INFORMATION GIVEN
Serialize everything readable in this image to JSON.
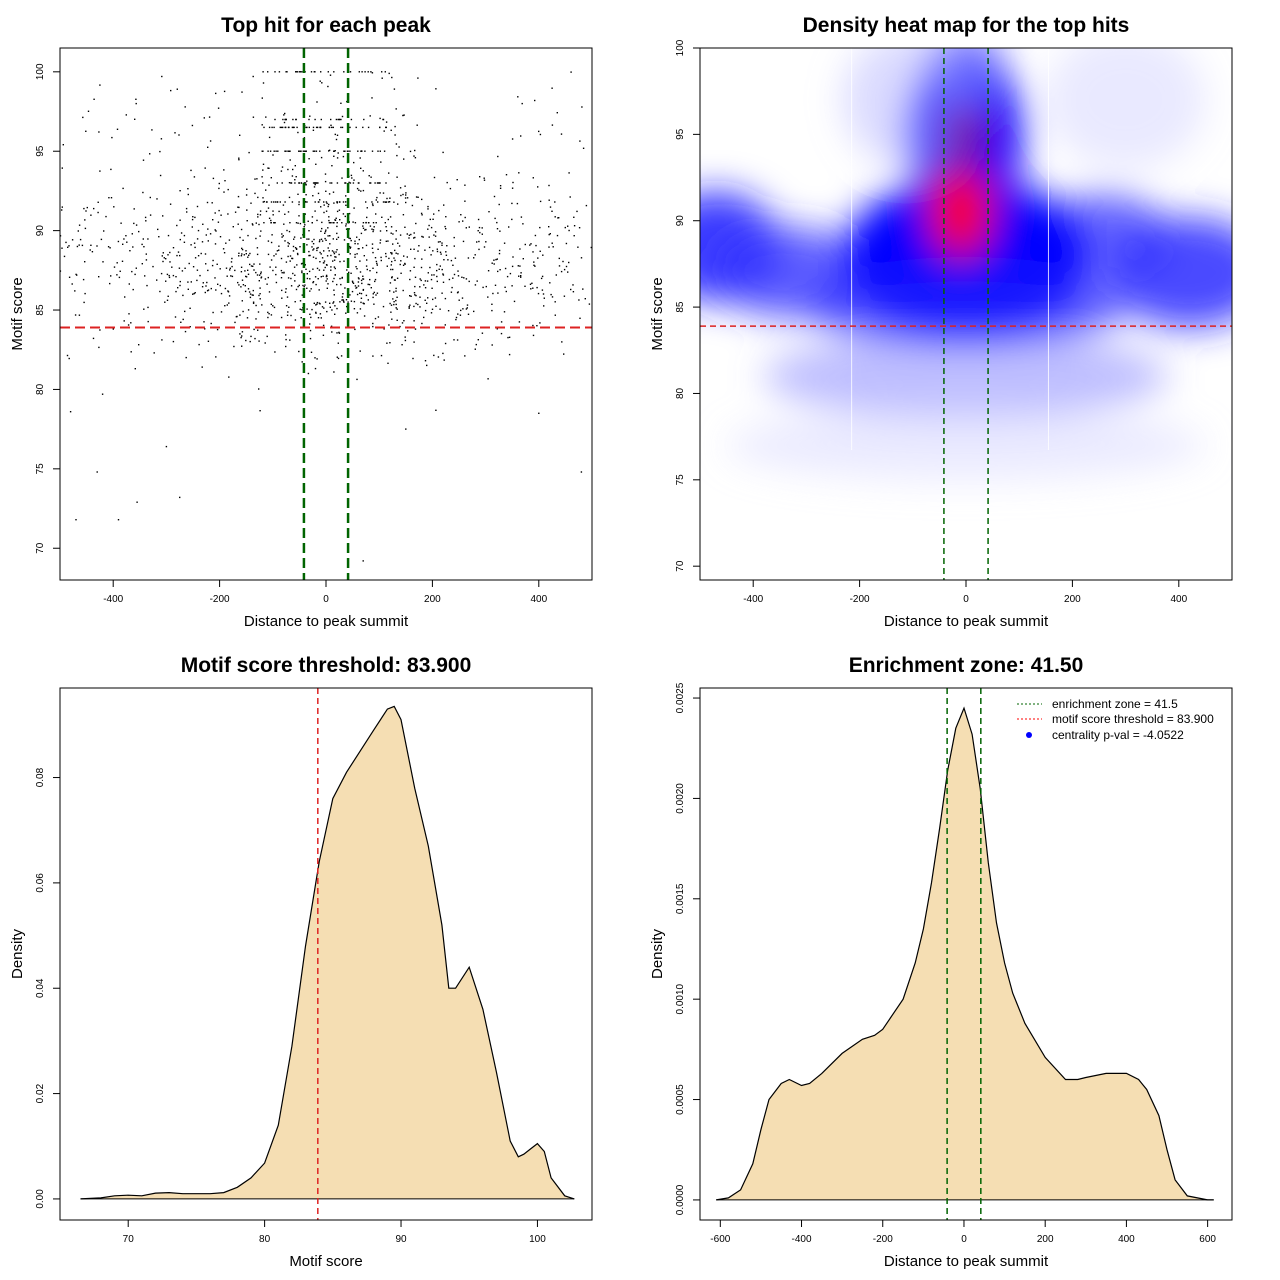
{
  "chart_data": [
    {
      "type": "scatter",
      "title": "Top hit for each peak",
      "xlabel": "Distance to peak summit",
      "ylabel": "Motif score",
      "xlim": [
        -500,
        500
      ],
      "ylim": [
        68,
        101.5
      ],
      "xticks": [
        -400,
        -200,
        0,
        200,
        400
      ],
      "yticks": [
        70,
        75,
        80,
        85,
        90,
        95,
        100
      ],
      "reference_lines": {
        "enrichment_zone_x": [
          -41.5,
          41.5
        ],
        "threshold_y": 83.9
      },
      "point_distribution": {
        "n": 1700,
        "x_range": [
          -500,
          500
        ],
        "score_range": [
          69,
          100
        ],
        "center_cluster_sd_x": 120,
        "main_mode_score": 88,
        "discrete_score_levels": [
          100,
          97,
          96.5,
          95,
          93,
          91.8,
          90.5
        ]
      },
      "sample_points": [
        {
          "x": -470,
          "y": 71.8
        },
        {
          "x": -390,
          "y": 71.8
        },
        {
          "x": 70,
          "y": 69.2
        },
        {
          "x": -430,
          "y": 74.8
        },
        {
          "x": 480,
          "y": 74.8
        },
        {
          "x": -300,
          "y": 76.4
        },
        {
          "x": -355,
          "y": 72.9
        },
        {
          "x": -275,
          "y": 73.2
        },
        {
          "x": 150,
          "y": 77.5
        },
        {
          "x": 400,
          "y": 78.5
        },
        {
          "x": -480,
          "y": 78.6
        },
        {
          "x": -420,
          "y": 79.7
        }
      ]
    },
    {
      "type": "heatmap",
      "title": "Density heat map for the top hits",
      "xlabel": "Distance to peak summit",
      "ylabel": "Motif score",
      "xlim": [
        -500,
        500
      ],
      "ylim": [
        69.2,
        100
      ],
      "xticks": [
        -400,
        -200,
        0,
        200,
        400
      ],
      "yticks": [
        70,
        75,
        80,
        85,
        90,
        95,
        100
      ],
      "colormap": [
        "#ffffff",
        "#0000ff",
        "#ff0000"
      ],
      "density_peaks": [
        {
          "x": -10,
          "y": 90.5,
          "level": "max"
        },
        {
          "x": 0,
          "y": 95,
          "level": "high"
        },
        {
          "x": -470,
          "y": 88.5,
          "level": "medium"
        },
        {
          "x": 420,
          "y": 87,
          "level": "medium"
        }
      ],
      "reference_lines": {
        "enrichment_zone_x": [
          -41.5,
          41.5
        ],
        "threshold_y": 83.9
      }
    },
    {
      "type": "area",
      "title": "Motif score threshold: 83.900",
      "xlabel": "Motif score",
      "ylabel": "Density",
      "xlim": [
        65,
        104
      ],
      "ylim": [
        -0.004,
        0.097
      ],
      "xticks": [
        70,
        80,
        90,
        100
      ],
      "yticks": [
        0.0,
        0.02,
        0.04,
        0.06,
        0.08
      ],
      "ytick_labels": [
        "0.00",
        "0.02",
        "0.04",
        "0.06",
        "0.08"
      ],
      "threshold_x": 83.9,
      "fill_color": "#f5deb3",
      "x": [
        66.5,
        68,
        69,
        70,
        71,
        72,
        73,
        74,
        75,
        76,
        77,
        78,
        79,
        80,
        81,
        82,
        83,
        84,
        85,
        86,
        87,
        88,
        89,
        89.5,
        90,
        91,
        92,
        93,
        93.5,
        94,
        95,
        96,
        97,
        98,
        98.6,
        99,
        99.5,
        100,
        100.5,
        101,
        102,
        102.7
      ],
      "y": [
        0,
        0.0002,
        0.0006,
        0.0007,
        0.0006,
        0.0011,
        0.0012,
        0.001,
        0.001,
        0.001,
        0.0012,
        0.0022,
        0.004,
        0.0068,
        0.014,
        0.029,
        0.048,
        0.064,
        0.076,
        0.081,
        0.085,
        0.089,
        0.093,
        0.0935,
        0.091,
        0.078,
        0.067,
        0.052,
        0.04,
        0.04,
        0.044,
        0.036,
        0.024,
        0.011,
        0.008,
        0.0085,
        0.0095,
        0.0105,
        0.009,
        0.004,
        0.0006,
        0
      ]
    },
    {
      "type": "area",
      "title": "Enrichment zone: 41.50",
      "xlabel": "Distance to peak summit",
      "ylabel": "Density",
      "xlim": [
        -650,
        660
      ],
      "ylim": [
        -0.0001,
        0.00255
      ],
      "xticks": [
        -600,
        -400,
        -200,
        0,
        200,
        400,
        600
      ],
      "yticks": [
        0,
        0.0005,
        0.001,
        0.0015,
        0.002,
        0.0025
      ],
      "ytick_labels": [
        "0.0000",
        "0.0005",
        "0.0010",
        "0.0015",
        "0.0020",
        "0.0025"
      ],
      "enrichment_zone_x": [
        -41.5,
        41.5
      ],
      "fill_color": "#f5deb3",
      "legend": {
        "position": "top-right",
        "items": [
          {
            "label": "enrichment zone = 41.5",
            "color": "#006400",
            "style": "dotted-line"
          },
          {
            "label": "motif score threshold = 83.900",
            "color": "#ff0000",
            "style": "dotted-line"
          },
          {
            "label": "centrality p-val = -4.0522",
            "color": "#0000ff",
            "style": "point"
          }
        ]
      },
      "x": [
        -610,
        -580,
        -550,
        -520,
        -500,
        -480,
        -450,
        -430,
        -400,
        -380,
        -350,
        -300,
        -250,
        -220,
        -200,
        -150,
        -120,
        -100,
        -80,
        -60,
        -40,
        -20,
        0,
        20,
        40,
        60,
        80,
        100,
        120,
        150,
        200,
        250,
        280,
        300,
        350,
        400,
        430,
        450,
        480,
        500,
        520,
        550,
        600,
        615
      ],
      "y": [
        0,
        1e-05,
        5e-05,
        0.00018,
        0.00035,
        0.0005,
        0.00058,
        0.0006,
        0.00057,
        0.00058,
        0.00063,
        0.00073,
        0.0008,
        0.00082,
        0.00085,
        0.001,
        0.00118,
        0.00135,
        0.00158,
        0.00185,
        0.00214,
        0.00235,
        0.00245,
        0.00232,
        0.00205,
        0.00168,
        0.00138,
        0.00118,
        0.00103,
        0.00088,
        0.00071,
        0.0006,
        0.0006,
        0.00061,
        0.00063,
        0.00063,
        0.0006,
        0.00055,
        0.00042,
        0.00025,
        0.0001,
        2e-05,
        0,
        0
      ]
    }
  ]
}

WRITTEN TASK
Without the pictures, retype the whole of the material above exactly.

FINAL RESULT
Serialize everything readable in this image to JSON.
{
  "chart_data": [
    {
      "type": "scatter",
      "title": "Top hit for each peak",
      "xlabel": "Distance to peak summit",
      "ylabel": "Motif score",
      "xlim": [
        -500,
        500
      ],
      "ylim": [
        68,
        101.5
      ],
      "xticks": [
        -400,
        -200,
        0,
        200,
        400
      ],
      "yticks": [
        70,
        75,
        80,
        85,
        90,
        95,
        100
      ],
      "reference_lines": {
        "enrichment_zone_x": [
          -41.5,
          41.5
        ],
        "threshold_y": 83.9
      },
      "point_distribution": {
        "n": 1700,
        "x_range": [
          -500,
          500
        ],
        "score_range": [
          69,
          100
        ],
        "center_cluster_sd_x": 120,
        "main_mode_score": 88,
        "discrete_score_levels": [
          100,
          97,
          96.5,
          95,
          93,
          91.8,
          90.5
        ]
      },
      "sample_points": [
        {
          "x": -470,
          "y": 71.8
        },
        {
          "x": -390,
          "y": 71.8
        },
        {
          "x": 70,
          "y": 69.2
        },
        {
          "x": -430,
          "y": 74.8
        },
        {
          "x": 480,
          "y": 74.8
        },
        {
          "x": -300,
          "y": 76.4
        },
        {
          "x": -355,
          "y": 72.9
        },
        {
          "x": -275,
          "y": 73.2
        },
        {
          "x": 150,
          "y": 77.5
        },
        {
          "x": 400,
          "y": 78.5
        },
        {
          "x": -480,
          "y": 78.6
        },
        {
          "x": -420,
          "y": 79.7
        }
      ]
    },
    {
      "type": "heatmap",
      "title": "Density heat map for the top hits",
      "xlabel": "Distance to peak summit",
      "ylabel": "Motif score",
      "xlim": [
        -500,
        500
      ],
      "ylim": [
        69.2,
        100
      ],
      "xticks": [
        -400,
        -200,
        0,
        200,
        400
      ],
      "yticks": [
        70,
        75,
        80,
        85,
        90,
        95,
        100
      ],
      "colormap": [
        "#ffffff",
        "#0000ff",
        "#ff0000"
      ],
      "density_peaks": [
        {
          "x": -10,
          "y": 90.5,
          "level": "max"
        },
        {
          "x": 0,
          "y": 95,
          "level": "high"
        },
        {
          "x": -470,
          "y": 88.5,
          "level": "medium"
        },
        {
          "x": 420,
          "y": 87,
          "level": "medium"
        }
      ],
      "reference_lines": {
        "enrichment_zone_x": [
          -41.5,
          41.5
        ],
        "threshold_y": 83.9
      }
    },
    {
      "type": "area",
      "title": "Motif score threshold: 83.900",
      "xlabel": "Motif score",
      "ylabel": "Density",
      "xlim": [
        65,
        104
      ],
      "ylim": [
        -0.004,
        0.097
      ],
      "xticks": [
        70,
        80,
        90,
        100
      ],
      "yticks": [
        0.0,
        0.02,
        0.04,
        0.06,
        0.08
      ],
      "ytick_labels": [
        "0.00",
        "0.02",
        "0.04",
        "0.06",
        "0.08"
      ],
      "threshold_x": 83.9,
      "fill_color": "#f5deb3",
      "x": [
        66.5,
        68,
        69,
        70,
        71,
        72,
        73,
        74,
        75,
        76,
        77,
        78,
        79,
        80,
        81,
        82,
        83,
        84,
        85,
        86,
        87,
        88,
        89,
        89.5,
        90,
        91,
        92,
        93,
        93.5,
        94,
        95,
        96,
        97,
        98,
        98.6,
        99,
        99.5,
        100,
        100.5,
        101,
        102,
        102.7
      ],
      "y": [
        0,
        0.0002,
        0.0006,
        0.0007,
        0.0006,
        0.0011,
        0.0012,
        0.001,
        0.001,
        0.001,
        0.0012,
        0.0022,
        0.004,
        0.0068,
        0.014,
        0.029,
        0.048,
        0.064,
        0.076,
        0.081,
        0.085,
        0.089,
        0.093,
        0.0935,
        0.091,
        0.078,
        0.067,
        0.052,
        0.04,
        0.04,
        0.044,
        0.036,
        0.024,
        0.011,
        0.008,
        0.0085,
        0.0095,
        0.0105,
        0.009,
        0.004,
        0.0006,
        0
      ]
    },
    {
      "type": "area",
      "title": "Enrichment zone: 41.50",
      "xlabel": "Distance to peak summit",
      "ylabel": "Density",
      "xlim": [
        -650,
        660
      ],
      "ylim": [
        -0.0001,
        0.00255
      ],
      "xticks": [
        -600,
        -400,
        -200,
        0,
        200,
        400,
        600
      ],
      "yticks": [
        0,
        0.0005,
        0.001,
        0.0015,
        0.002,
        0.0025
      ],
      "ytick_labels": [
        "0.0000",
        "0.0005",
        "0.0010",
        "0.0015",
        "0.0020",
        "0.0025"
      ],
      "enrichment_zone_x": [
        -41.5,
        41.5
      ],
      "fill_color": "#f5deb3",
      "legend": {
        "position": "top-right",
        "items": [
          {
            "label": "enrichment zone = 41.5",
            "color": "#006400",
            "style": "dotted-line"
          },
          {
            "label": "motif score threshold = 83.900",
            "color": "#ff0000",
            "style": "dotted-line"
          },
          {
            "label": "centrality p-val = -4.0522",
            "color": "#0000ff",
            "style": "point"
          }
        ]
      },
      "x": [
        -610,
        -580,
        -550,
        -520,
        -500,
        -480,
        -450,
        -430,
        -400,
        -380,
        -350,
        -300,
        -250,
        -220,
        -200,
        -150,
        -120,
        -100,
        -80,
        -60,
        -40,
        -20,
        0,
        20,
        40,
        60,
        80,
        100,
        120,
        150,
        200,
        250,
        280,
        300,
        350,
        400,
        430,
        450,
        480,
        500,
        520,
        550,
        600,
        615
      ],
      "y": [
        0,
        1e-05,
        5e-05,
        0.00018,
        0.00035,
        0.0005,
        0.00058,
        0.0006,
        0.00057,
        0.00058,
        0.00063,
        0.00073,
        0.0008,
        0.00082,
        0.00085,
        0.001,
        0.00118,
        0.00135,
        0.00158,
        0.00185,
        0.00214,
        0.00235,
        0.00245,
        0.00232,
        0.00205,
        0.00168,
        0.00138,
        0.00118,
        0.00103,
        0.00088,
        0.00071,
        0.0006,
        0.0006,
        0.00061,
        0.00063,
        0.00063,
        0.0006,
        0.00055,
        0.00042,
        0.00025,
        0.0001,
        2e-05,
        0,
        0
      ]
    }
  ]
}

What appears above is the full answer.